All lines in the data bearing the string "коронавирусом" should be identified and copied.

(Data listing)
..............................

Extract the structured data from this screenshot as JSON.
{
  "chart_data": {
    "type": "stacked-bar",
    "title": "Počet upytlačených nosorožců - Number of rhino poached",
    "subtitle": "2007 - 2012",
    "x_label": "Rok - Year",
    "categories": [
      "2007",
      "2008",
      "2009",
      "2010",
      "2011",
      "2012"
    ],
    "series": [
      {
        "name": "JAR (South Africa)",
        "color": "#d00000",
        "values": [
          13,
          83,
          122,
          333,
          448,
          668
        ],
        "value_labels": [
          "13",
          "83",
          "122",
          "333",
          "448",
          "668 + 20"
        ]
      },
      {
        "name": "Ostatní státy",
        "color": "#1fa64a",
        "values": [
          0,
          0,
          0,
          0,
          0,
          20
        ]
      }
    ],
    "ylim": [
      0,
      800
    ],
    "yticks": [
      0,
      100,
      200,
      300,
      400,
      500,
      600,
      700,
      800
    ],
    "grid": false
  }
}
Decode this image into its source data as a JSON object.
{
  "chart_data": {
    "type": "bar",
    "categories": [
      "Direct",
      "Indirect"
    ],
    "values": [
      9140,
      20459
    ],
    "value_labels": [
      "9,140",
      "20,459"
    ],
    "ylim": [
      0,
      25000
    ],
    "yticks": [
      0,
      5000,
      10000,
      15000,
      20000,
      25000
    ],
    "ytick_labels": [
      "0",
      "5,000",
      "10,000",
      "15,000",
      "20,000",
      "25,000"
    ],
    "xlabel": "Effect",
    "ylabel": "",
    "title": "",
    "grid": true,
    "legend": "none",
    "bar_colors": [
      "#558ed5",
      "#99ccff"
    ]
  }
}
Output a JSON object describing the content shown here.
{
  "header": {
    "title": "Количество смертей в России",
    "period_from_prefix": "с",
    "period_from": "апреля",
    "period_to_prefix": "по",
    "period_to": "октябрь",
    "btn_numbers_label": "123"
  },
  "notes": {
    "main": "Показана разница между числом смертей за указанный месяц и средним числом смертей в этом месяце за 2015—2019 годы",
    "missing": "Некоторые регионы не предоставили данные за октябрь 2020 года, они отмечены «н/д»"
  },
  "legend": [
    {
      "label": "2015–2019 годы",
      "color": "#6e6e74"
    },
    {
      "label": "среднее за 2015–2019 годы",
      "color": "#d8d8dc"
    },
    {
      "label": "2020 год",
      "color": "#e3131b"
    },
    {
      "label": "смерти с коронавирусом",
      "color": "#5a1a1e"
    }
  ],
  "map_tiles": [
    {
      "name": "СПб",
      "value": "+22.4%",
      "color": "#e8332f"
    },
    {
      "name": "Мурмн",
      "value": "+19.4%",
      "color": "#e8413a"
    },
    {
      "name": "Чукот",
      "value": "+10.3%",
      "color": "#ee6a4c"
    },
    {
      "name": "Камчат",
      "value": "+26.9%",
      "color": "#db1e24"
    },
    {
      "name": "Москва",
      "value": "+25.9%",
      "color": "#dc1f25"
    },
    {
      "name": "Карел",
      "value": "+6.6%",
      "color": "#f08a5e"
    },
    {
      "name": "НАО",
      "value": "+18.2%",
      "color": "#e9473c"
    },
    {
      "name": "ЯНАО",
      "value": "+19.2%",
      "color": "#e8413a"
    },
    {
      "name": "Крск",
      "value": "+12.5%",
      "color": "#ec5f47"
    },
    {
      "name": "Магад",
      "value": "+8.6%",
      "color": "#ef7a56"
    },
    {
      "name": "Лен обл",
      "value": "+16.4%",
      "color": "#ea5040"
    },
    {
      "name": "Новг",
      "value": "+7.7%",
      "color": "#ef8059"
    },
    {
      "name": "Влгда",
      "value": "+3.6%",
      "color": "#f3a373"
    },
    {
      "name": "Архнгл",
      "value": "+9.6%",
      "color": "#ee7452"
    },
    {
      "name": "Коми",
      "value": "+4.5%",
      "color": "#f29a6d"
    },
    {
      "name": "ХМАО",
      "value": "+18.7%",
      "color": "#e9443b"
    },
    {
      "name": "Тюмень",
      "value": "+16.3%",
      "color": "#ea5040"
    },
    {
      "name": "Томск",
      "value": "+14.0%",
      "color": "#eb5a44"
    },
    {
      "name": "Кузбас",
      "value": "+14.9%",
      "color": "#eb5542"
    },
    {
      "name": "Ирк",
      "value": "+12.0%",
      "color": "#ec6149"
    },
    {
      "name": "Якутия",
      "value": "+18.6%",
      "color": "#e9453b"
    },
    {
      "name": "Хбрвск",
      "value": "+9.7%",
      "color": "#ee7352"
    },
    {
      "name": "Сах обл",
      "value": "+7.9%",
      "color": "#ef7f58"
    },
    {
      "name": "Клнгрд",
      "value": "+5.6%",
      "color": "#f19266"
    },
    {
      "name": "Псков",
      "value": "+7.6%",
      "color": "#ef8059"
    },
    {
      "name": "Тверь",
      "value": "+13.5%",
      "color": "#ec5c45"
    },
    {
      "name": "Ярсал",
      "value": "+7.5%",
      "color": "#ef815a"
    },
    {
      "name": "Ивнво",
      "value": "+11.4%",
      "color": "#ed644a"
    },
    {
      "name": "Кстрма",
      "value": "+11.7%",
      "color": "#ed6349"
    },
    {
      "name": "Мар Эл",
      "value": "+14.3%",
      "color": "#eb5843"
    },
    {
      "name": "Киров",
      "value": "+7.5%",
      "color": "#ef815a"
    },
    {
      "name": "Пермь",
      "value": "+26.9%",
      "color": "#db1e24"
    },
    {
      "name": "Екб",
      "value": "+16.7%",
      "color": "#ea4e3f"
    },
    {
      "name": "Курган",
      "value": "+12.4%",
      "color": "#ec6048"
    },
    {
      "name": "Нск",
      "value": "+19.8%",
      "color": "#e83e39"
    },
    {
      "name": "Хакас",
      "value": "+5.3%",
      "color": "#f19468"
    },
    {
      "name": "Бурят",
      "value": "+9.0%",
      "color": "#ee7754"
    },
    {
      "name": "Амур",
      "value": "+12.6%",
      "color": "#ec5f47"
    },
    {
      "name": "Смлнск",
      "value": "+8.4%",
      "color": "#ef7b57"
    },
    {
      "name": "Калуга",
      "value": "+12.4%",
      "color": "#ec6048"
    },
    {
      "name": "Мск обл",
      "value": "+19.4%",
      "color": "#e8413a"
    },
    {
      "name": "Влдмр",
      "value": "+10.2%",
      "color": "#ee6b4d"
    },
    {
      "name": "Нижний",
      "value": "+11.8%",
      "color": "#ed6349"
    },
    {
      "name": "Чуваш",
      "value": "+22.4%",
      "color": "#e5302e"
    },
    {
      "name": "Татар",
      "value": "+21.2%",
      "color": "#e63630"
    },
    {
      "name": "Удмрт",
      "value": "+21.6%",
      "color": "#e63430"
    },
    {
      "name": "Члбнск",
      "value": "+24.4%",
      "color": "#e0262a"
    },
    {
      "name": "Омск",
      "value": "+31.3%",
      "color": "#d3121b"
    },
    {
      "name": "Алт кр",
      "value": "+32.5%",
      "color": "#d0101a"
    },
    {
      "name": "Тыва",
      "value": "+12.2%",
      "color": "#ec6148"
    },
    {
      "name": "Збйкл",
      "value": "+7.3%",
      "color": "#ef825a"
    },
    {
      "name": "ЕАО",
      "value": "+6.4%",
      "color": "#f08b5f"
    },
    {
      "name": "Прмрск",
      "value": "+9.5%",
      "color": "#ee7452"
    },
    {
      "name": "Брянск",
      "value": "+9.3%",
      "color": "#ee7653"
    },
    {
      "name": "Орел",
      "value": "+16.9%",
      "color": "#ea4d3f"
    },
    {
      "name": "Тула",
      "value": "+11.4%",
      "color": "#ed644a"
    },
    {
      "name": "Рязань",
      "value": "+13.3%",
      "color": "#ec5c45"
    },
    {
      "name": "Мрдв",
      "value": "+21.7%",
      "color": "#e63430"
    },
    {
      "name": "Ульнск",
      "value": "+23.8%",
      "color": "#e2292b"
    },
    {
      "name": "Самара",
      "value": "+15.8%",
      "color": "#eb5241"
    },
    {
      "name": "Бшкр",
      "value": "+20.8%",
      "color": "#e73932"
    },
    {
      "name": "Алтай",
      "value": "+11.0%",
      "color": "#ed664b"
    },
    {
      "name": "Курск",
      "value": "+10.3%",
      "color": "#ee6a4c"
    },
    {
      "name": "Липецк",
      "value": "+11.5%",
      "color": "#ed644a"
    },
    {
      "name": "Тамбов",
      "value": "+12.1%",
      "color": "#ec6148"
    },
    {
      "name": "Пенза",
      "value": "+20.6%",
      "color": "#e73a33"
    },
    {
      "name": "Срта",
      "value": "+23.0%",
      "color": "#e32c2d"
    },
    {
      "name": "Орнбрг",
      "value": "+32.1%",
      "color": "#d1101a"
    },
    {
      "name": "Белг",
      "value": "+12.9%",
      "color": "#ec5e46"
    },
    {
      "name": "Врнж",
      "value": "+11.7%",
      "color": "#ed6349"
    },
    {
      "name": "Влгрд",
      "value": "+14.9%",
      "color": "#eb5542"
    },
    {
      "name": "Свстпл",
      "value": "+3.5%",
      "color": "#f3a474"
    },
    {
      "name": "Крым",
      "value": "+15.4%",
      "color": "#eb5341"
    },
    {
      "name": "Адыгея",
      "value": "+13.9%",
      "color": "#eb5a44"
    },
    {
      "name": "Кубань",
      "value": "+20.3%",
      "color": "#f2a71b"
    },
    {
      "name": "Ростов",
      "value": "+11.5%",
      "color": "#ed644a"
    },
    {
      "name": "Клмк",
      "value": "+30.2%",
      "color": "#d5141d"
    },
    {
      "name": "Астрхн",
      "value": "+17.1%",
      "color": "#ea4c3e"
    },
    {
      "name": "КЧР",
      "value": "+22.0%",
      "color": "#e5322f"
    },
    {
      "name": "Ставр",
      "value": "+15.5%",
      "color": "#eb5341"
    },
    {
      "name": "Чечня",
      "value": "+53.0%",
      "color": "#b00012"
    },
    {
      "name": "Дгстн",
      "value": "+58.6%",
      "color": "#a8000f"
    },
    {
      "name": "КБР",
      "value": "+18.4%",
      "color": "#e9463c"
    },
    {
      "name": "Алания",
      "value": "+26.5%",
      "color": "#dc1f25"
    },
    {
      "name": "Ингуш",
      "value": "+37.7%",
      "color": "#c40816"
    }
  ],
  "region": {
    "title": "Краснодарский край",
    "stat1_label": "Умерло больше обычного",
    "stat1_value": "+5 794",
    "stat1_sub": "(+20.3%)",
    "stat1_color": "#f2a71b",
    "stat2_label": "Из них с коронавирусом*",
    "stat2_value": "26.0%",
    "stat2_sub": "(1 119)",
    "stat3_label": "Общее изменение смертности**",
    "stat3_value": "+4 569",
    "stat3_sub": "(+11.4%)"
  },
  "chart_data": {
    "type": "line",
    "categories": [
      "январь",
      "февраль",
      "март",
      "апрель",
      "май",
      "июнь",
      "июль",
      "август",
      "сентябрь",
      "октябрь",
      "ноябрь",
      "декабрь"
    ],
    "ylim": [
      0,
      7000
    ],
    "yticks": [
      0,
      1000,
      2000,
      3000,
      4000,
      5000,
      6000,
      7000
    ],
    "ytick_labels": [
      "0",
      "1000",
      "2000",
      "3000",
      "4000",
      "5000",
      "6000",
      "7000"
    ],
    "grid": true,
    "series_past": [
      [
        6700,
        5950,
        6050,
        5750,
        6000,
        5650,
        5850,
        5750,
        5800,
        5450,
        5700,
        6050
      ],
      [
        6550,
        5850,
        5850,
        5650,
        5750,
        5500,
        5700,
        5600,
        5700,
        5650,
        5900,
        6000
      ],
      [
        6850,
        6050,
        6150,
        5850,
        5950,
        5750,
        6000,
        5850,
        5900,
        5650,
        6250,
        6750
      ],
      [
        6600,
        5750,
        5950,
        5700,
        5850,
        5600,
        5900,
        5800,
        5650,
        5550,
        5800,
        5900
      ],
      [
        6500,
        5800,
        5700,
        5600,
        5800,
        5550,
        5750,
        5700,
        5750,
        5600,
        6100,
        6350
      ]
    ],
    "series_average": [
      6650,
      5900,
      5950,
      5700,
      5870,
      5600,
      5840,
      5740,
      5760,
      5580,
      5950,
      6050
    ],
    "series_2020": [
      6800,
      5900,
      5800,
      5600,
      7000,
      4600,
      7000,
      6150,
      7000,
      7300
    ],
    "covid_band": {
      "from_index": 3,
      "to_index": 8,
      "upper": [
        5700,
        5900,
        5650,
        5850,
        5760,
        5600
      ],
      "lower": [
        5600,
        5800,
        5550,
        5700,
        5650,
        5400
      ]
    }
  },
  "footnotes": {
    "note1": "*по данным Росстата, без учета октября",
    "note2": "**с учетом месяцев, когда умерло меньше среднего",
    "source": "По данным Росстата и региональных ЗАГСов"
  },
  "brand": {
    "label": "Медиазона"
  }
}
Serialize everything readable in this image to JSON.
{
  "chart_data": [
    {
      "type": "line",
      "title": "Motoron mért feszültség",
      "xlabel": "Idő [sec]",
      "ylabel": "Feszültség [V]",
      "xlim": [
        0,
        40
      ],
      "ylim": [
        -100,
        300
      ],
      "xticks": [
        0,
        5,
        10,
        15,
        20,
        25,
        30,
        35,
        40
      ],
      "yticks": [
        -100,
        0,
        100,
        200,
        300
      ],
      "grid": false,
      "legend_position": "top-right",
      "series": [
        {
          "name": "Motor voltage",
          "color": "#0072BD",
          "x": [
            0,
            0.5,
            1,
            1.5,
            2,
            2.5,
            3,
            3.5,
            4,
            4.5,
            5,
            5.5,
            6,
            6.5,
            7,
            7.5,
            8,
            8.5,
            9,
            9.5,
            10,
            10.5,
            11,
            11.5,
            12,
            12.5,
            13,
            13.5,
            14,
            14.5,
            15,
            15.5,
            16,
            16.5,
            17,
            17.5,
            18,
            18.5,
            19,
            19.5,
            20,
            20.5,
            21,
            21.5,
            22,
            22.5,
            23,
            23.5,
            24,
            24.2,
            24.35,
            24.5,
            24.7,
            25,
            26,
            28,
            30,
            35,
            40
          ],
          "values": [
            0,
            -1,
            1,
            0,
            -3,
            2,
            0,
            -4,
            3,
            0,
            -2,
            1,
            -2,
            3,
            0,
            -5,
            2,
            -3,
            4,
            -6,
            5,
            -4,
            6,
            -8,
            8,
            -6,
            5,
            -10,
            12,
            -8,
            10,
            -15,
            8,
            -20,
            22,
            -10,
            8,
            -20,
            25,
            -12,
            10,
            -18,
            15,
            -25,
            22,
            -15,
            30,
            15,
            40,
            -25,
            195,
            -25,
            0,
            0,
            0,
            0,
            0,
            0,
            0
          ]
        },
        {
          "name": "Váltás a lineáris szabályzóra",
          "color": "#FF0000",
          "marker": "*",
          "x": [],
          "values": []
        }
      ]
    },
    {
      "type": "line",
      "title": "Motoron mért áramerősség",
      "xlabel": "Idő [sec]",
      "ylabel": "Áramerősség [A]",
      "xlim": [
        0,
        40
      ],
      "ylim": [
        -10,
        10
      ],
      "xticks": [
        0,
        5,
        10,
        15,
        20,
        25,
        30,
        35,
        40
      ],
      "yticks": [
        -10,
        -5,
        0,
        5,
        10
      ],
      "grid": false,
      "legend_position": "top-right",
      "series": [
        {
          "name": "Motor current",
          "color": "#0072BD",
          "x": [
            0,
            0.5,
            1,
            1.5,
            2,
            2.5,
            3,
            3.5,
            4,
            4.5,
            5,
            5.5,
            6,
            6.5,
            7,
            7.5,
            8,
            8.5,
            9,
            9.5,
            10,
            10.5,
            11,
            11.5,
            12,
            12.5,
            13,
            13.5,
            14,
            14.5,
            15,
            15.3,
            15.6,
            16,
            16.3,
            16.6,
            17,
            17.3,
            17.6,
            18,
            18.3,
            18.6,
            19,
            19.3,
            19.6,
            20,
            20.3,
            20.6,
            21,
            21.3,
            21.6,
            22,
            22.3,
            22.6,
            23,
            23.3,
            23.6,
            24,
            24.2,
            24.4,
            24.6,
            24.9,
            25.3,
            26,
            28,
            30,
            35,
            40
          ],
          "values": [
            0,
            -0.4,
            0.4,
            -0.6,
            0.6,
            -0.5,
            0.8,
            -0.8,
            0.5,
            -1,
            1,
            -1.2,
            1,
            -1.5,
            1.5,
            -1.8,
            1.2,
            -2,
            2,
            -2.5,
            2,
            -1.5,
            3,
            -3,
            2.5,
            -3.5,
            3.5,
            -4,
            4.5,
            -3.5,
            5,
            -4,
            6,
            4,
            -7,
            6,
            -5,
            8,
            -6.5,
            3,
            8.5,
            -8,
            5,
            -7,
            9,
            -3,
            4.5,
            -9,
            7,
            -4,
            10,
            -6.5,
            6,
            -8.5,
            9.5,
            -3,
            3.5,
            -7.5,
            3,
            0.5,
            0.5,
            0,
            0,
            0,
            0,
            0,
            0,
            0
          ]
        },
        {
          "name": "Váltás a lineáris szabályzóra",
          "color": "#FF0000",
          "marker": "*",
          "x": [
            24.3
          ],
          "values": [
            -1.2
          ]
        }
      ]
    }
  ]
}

..............................

▶ Output:
      "label": "смерти с коронавирусом",
    "stat2_label": "Из них с коронавирусом*",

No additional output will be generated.